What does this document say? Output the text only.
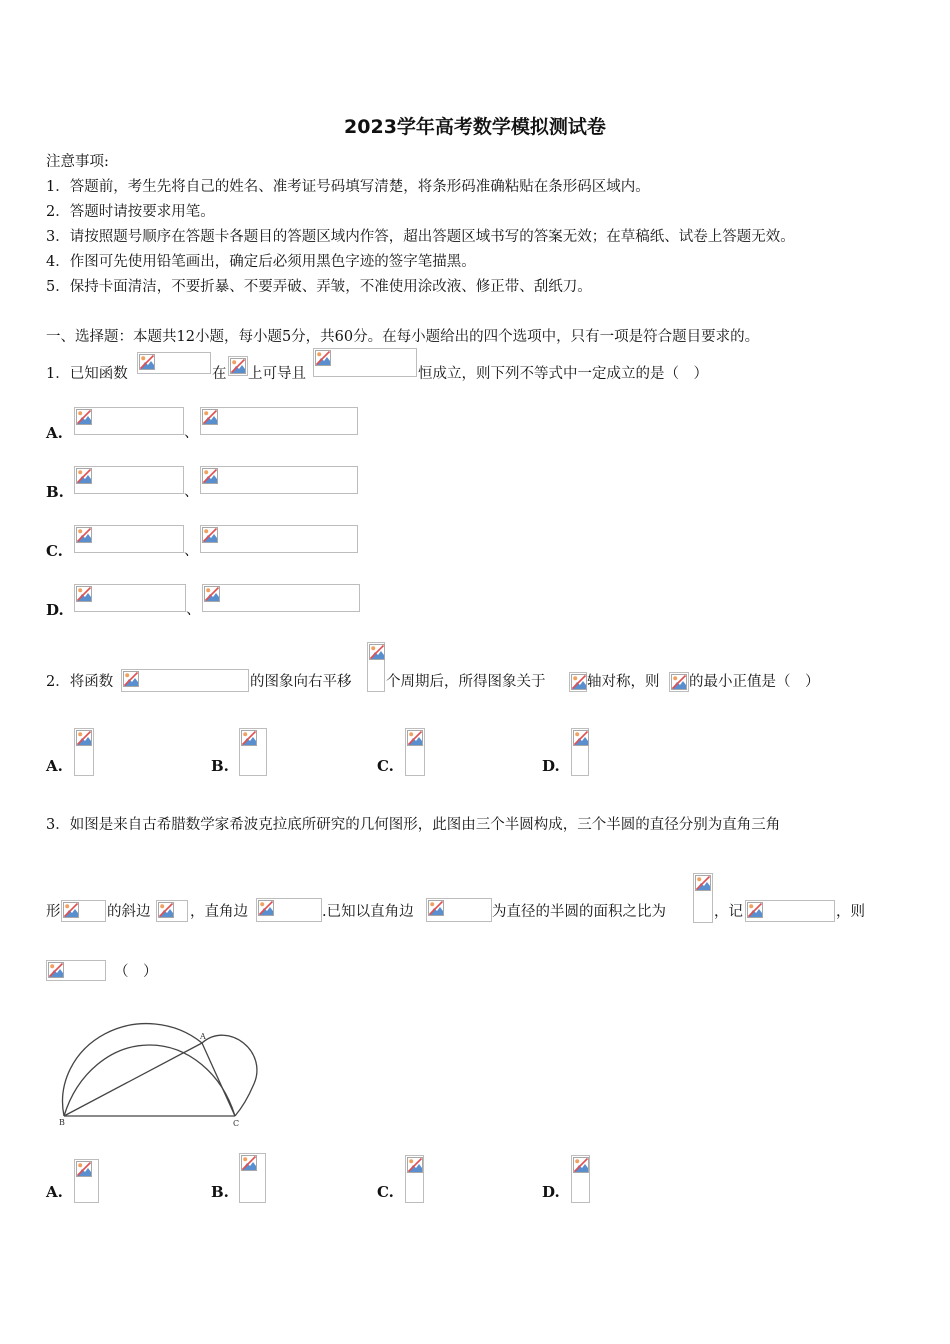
2023学年高考数学模拟测试卷
注意事项:
1．答题前，考生先将自己的姓名、准考证号码填写清楚，将条形码准确粘贴在条形码区域内。
2．答题时请按要求用笔。
3．请按照题号顺序在答题卡各题目的答题区域内作答，超出答题区域书写的答案无效；在草稿纸、试卷上答题无效。
4．作图可先使用铅笔画出，确定后必须用黑色字迹的签字笔描黑。
5．保持卡面清洁，不要折暴、不要弄破、弄皱，不准使用涂改液、修正带、刮纸刀。
一、选择题：本题共12小题，每小题5分，共60分。在每小题给出的四个选项中，只有一项是符合题目要求的。
1．已知函数	在 上可导且	恒成立，则下列不等式中一定成立的是（　）
A.	、
B.	、
C.	、
D.	、
2．将函数	的图象向右平移 个周期后，所得图象关于	轴对称，则 的最小正值是（　）
A.	B.	C.	D.
3．如图是来自古希腊数学家希波克拉底所研究的几何图形，此图由三个半圆构成，三个半圆的直径分别为直角三角
形	的斜边	，直角边	.已知以直角边	为直径的半圆的面积之比为	，记	，则
（　）
A
B	C
A.	B.	C.	D.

*****

What is expected:
Make an exact copy of the data above, pictures excluded.

Result of the exercise:
What does this document say? Output the text only.
2023学年高考数学模拟测试卷
注意事项:
1．答题前，考生先将自己的姓名、准考证号码填写清楚，将条形码准确粘贴在条形码区域内。
2．答题时请按要求用笔。
3．请按照题号顺序在答题卡各题目的答题区域内作答，超出答题区域书写的答案无效；在草稿纸、试卷上答题无效。
4．作图可先使用铅笔画出，确定后必须用黑色字迹的签字笔描黑。
5．保持卡面清洁，不要折暴、不要弄破、弄皱，不准使用涂改液、修正带、刮纸刀。
一、选择题：本题共12小题，每小题5分，共60分。在每小题给出的四个选项中，只有一项是符合题目要求的。
1．已知函数	在 上可导且	恒成立，则下列不等式中一定成立的是（　）
A.	、
B.	、
C.	、
D.	、
2．将函数	的图象向右平移 个周期后，所得图象关于	轴对称，则 的最小正值是（　）
A.	B.	C.	D.
3．如图是来自古希腊数学家希波克拉底所研究的几何图形，此图由三个半圆构成，三个半圆的直径分别为直角三角
形	的斜边	，直角边	.已知以直角边	为直径的半圆的面积之比为	，记	，则
（　）
A
B	C
A.	B.	C.	D.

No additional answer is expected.